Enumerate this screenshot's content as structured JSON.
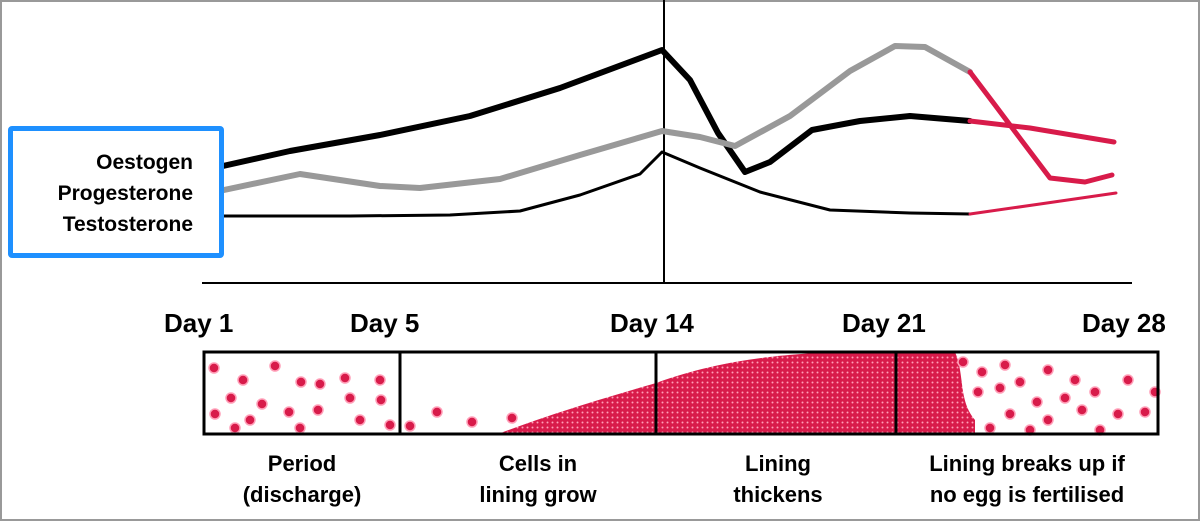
{
  "legend": {
    "items": [
      {
        "label": "Oestogen",
        "color": "#000000"
      },
      {
        "label": "Progesterone",
        "color": "#999999"
      },
      {
        "label": "Testosterone",
        "color": "#000000"
      }
    ]
  },
  "days": [
    "Day 1",
    "Day 5",
    "Day 14",
    "Day 21",
    "Day 28"
  ],
  "phases": [
    {
      "label": "Period\n(discharge)"
    },
    {
      "label": "Cells in\nlining grow"
    },
    {
      "label": "Lining\nthickens"
    },
    {
      "label": "Lining breaks up if\nno egg is fertilised"
    }
  ],
  "colors": {
    "lining": "#d81b4a",
    "breakdown_line": "#d81b4a",
    "legend_border": "#1e90ff"
  }
}
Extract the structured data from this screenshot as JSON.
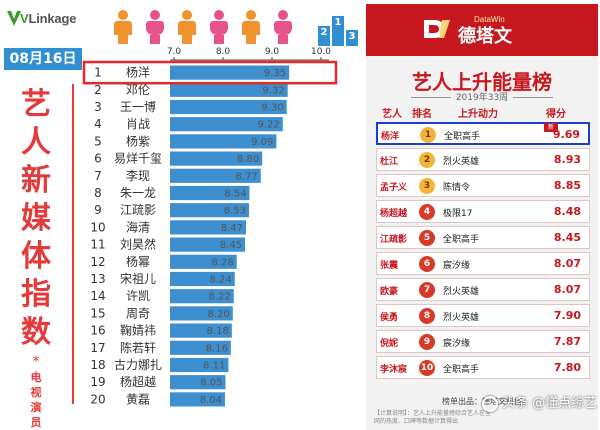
{
  "left_panel": {
    "logo_prefix": "V",
    "logo_rest": "Link",
    "logo_suffix": "age",
    "date": "08月16日",
    "blocks": [
      "2",
      "1",
      "3"
    ],
    "vertical_title_big": [
      "艺",
      "人",
      "新",
      "媒",
      "体",
      "指",
      "数"
    ],
    "vertical_title_star": "*",
    "vertical_title_small": [
      "电",
      "视",
      "演",
      "员"
    ],
    "highlight_color": "#e8262b",
    "bar_color": "#3d8fcf"
  },
  "chart_data": {
    "type": "bar",
    "orientation": "horizontal",
    "ticks": [
      "7.0",
      "8.0",
      "9.0",
      "10.0"
    ],
    "xlim": [
      7.0,
      10.0
    ],
    "ranks": [
      1,
      2,
      3,
      4,
      5,
      6,
      7,
      8,
      9,
      10,
      11,
      12,
      13,
      14,
      15,
      16,
      17,
      18,
      19,
      20
    ],
    "categories": [
      "杨洋",
      "邓伦",
      "王一博",
      "肖战",
      "杨紫",
      "易烊千玺",
      "李现",
      "朱一龙",
      "江疏影",
      "海清",
      "刘昊然",
      "杨幂",
      "宋祖儿",
      "许凯",
      "周奇",
      "鞠婧祎",
      "陈若轩",
      "古力娜扎",
      "杨超越",
      "黄磊"
    ],
    "values": [
      9.35,
      9.32,
      9.3,
      9.22,
      9.09,
      8.8,
      8.77,
      8.54,
      8.53,
      8.47,
      8.45,
      8.28,
      8.24,
      8.22,
      8.2,
      8.18,
      8.16,
      8.11,
      8.05,
      8.04
    ],
    "value_labels": [
      "9.35",
      "9.32",
      "9.30",
      "9.22",
      "9.09",
      "8.80",
      "8.77",
      "8.54",
      "8.53",
      "8.47",
      "8.45",
      "8.28",
      "8.24",
      "8.22",
      "8.20",
      "8.18",
      "8.16",
      "8.11",
      "8.05",
      "8.04"
    ],
    "highlighted_rank": 1
  },
  "right_panel": {
    "brand_latin": "DataWin",
    "brand_name": "德塔文",
    "title": "艺人上升能量榜",
    "subtitle": "2019年33周",
    "headers": {
      "artist": "艺人",
      "rank": "排名",
      "momentum": "上升动力",
      "score": "得分"
    },
    "rows": [
      {
        "name": "杨洋",
        "rank": "1",
        "momentum": "全职高手",
        "score": "9.69",
        "badge": "新"
      },
      {
        "name": "杜江",
        "rank": "2",
        "momentum": "烈火英雄",
        "score": "8.93"
      },
      {
        "name": "孟子义",
        "rank": "3",
        "momentum": "陈情令",
        "score": "8.85"
      },
      {
        "name": "杨超越",
        "rank": "4",
        "momentum": "极限17",
        "score": "8.48"
      },
      {
        "name": "江疏影",
        "rank": "5",
        "momentum": "全职高手",
        "score": "8.45"
      },
      {
        "name": "张震",
        "rank": "6",
        "momentum": "宸汐缘",
        "score": "8.07"
      },
      {
        "name": "欧豪",
        "rank": "7",
        "momentum": "烈火英雄",
        "score": "8.07"
      },
      {
        "name": "侯勇",
        "rank": "8",
        "momentum": "烈火英雄",
        "score": "7.90"
      },
      {
        "name": "倪妮",
        "rank": "9",
        "momentum": "宸汐缘",
        "score": "7.87"
      },
      {
        "name": "李沐宸",
        "rank": "10",
        "momentum": "全职高手",
        "score": "7.80"
      }
    ],
    "highlight_color": "#1b3fd6",
    "footer_source": "榜单出品：德塔文科技",
    "footer_note": "【计算说明】：艺人上升能量榜综合艺人在全网的热度、口碑等数据计算得出",
    "watermark": "头条 @懂点综艺"
  }
}
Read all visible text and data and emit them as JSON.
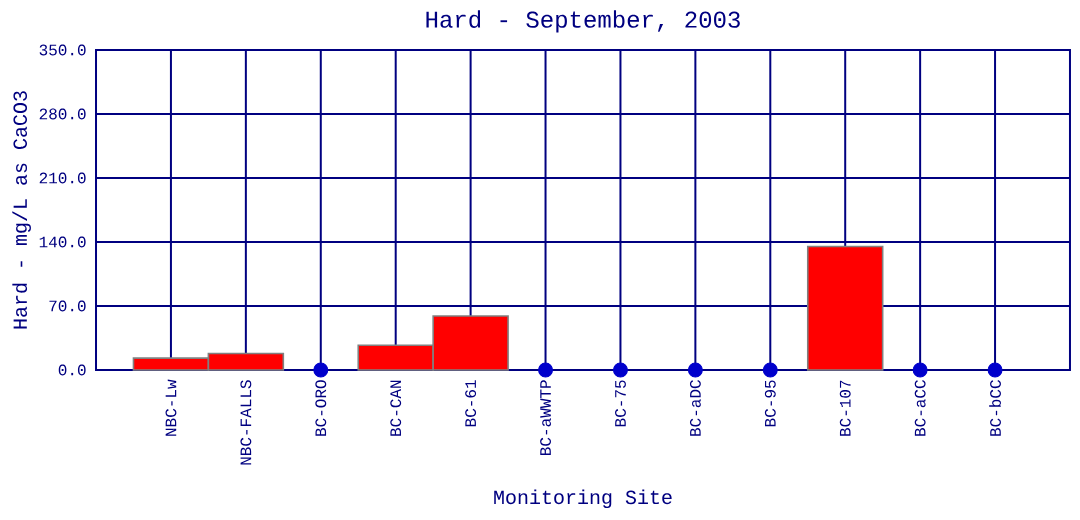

——————————

In your copy, leave out the pictures and reproduce the material above exactly.

Enumerate this screenshot's content as structured JSON.
{
  "legend": {
    "items": [
      {
        "label": "Oestogen",
        "color": "#000000"
      },
      {
        "label": "Progesterone",
        "color": "#999999"
      },
      {
        "label": "Testosterone",
        "color": "#000000"
      }
    ]
  },
  "days": [
    "Day 1",
    "Day 5",
    "Day 14",
    "Day 21",
    "Day 28"
  ],
  "phases": [
    {
      "label": "Period\n(discharge)"
    },
    {
      "label": "Cells in\nlining grow"
    },
    {
      "label": "Lining\nthickens"
    },
    {
      "label": "Lining breaks up if\nno egg is fertilised"
    }
  ],
  "colors": {
    "lining": "#d81b4a",
    "breakdown_line": "#d81b4a",
    "legend_border": "#1e90ff"
  }
}
Extract the structured data from this screenshot as JSON.
{
  "left_panel": {
    "logo_prefix": "V",
    "logo_rest": "Link",
    "logo_suffix": "age",
    "date": "08月16日",
    "blocks": [
      "2",
      "1",
      "3"
    ],
    "vertical_title_big": [
      "艺",
      "人",
      "新",
      "媒",
      "体",
      "指",
      "数"
    ],
    "vertical_title_star": "*",
    "vertical_title_small": [
      "电",
      "视",
      "演",
      "员"
    ],
    "highlight_color": "#e8262b",
    "bar_color": "#3d8fcf"
  },
  "chart_data": {
    "type": "bar",
    "orientation": "horizontal",
    "ticks": [
      "7.0",
      "8.0",
      "9.0",
      "10.0"
    ],
    "xlim": [
      7.0,
      10.0
    ],
    "ranks": [
      1,
      2,
      3,
      4,
      5,
      6,
      7,
      8,
      9,
      10,
      11,
      12,
      13,
      14,
      15,
      16,
      17,
      18,
      19,
      20
    ],
    "categories": [
      "杨洋",
      "邓伦",
      "王一博",
      "肖战",
      "杨紫",
      "易烊千玺",
      "李现",
      "朱一龙",
      "江疏影",
      "海清",
      "刘昊然",
      "杨幂",
      "宋祖儿",
      "许凯",
      "周奇",
      "鞠婧祎",
      "陈若轩",
      "古力娜扎",
      "杨超越",
      "黄磊"
    ],
    "values": [
      9.35,
      9.32,
      9.3,
      9.22,
      9.09,
      8.8,
      8.77,
      8.54,
      8.53,
      8.47,
      8.45,
      8.28,
      8.24,
      8.22,
      8.2,
      8.18,
      8.16,
      8.11,
      8.05,
      8.04
    ],
    "value_labels": [
      "9.35",
      "9.32",
      "9.30",
      "9.22",
      "9.09",
      "8.80",
      "8.77",
      "8.54",
      "8.53",
      "8.47",
      "8.45",
      "8.28",
      "8.24",
      "8.22",
      "8.20",
      "8.18",
      "8.16",
      "8.11",
      "8.05",
      "8.04"
    ],
    "highlighted_rank": 1
  },
  "right_panel": {
    "brand_latin": "DataWin",
    "brand_name": "德塔文",
    "title": "艺人上升能量榜",
    "subtitle": "2019年33周",
    "headers": {
      "artist": "艺人",
      "rank": "排名",
      "momentum": "上升动力",
      "score": "得分"
    },
    "rows": [
      {
        "name": "杨洋",
        "rank": "1",
        "momentum": "全职高手",
        "score": "9.69",
        "badge": "新"
      },
      {
        "name": "杜江",
        "rank": "2",
        "momentum": "烈火英雄",
        "score": "8.93"
      },
      {
        "name": "孟子义",
        "rank": "3",
        "momentum": "陈情令",
        "score": "8.85"
      },
      {
        "name": "杨超越",
        "rank": "4",
        "momentum": "极限17",
        "score": "8.48"
      },
      {
        "name": "江疏影",
        "rank": "5",
        "momentum": "全职高手",
        "score": "8.45"
      },
      {
        "name": "张震",
        "rank": "6",
        "momentum": "宸汐缘",
        "score": "8.07"
      },
      {
        "name": "欧豪",
        "rank": "7",
        "momentum": "烈火英雄",
        "score": "8.07"
      },
      {
        "name": "侯勇",
        "rank": "8",
        "momentum": "烈火英雄",
        "score": "7.90"
      },
      {
        "name": "倪妮",
        "rank": "9",
        "momentum": "宸汐缘",
        "score": "7.87"
      },
      {
        "name": "李沐宸",
        "rank": "10",
        "momentum": "全职高手",
        "score": "7.80"
      }
    ],
    "highlight_color": "#1b3fd6",
    "footer_source": "榜单出品：德塔文科技",
    "footer_note": "【计算说明】：艺人上升能量榜综合艺人在全网的热度、口碑等数据计算得出",
    "watermark": "头条 @懂点综艺"
  }
}
Read all visible text and data and emit them as JSON.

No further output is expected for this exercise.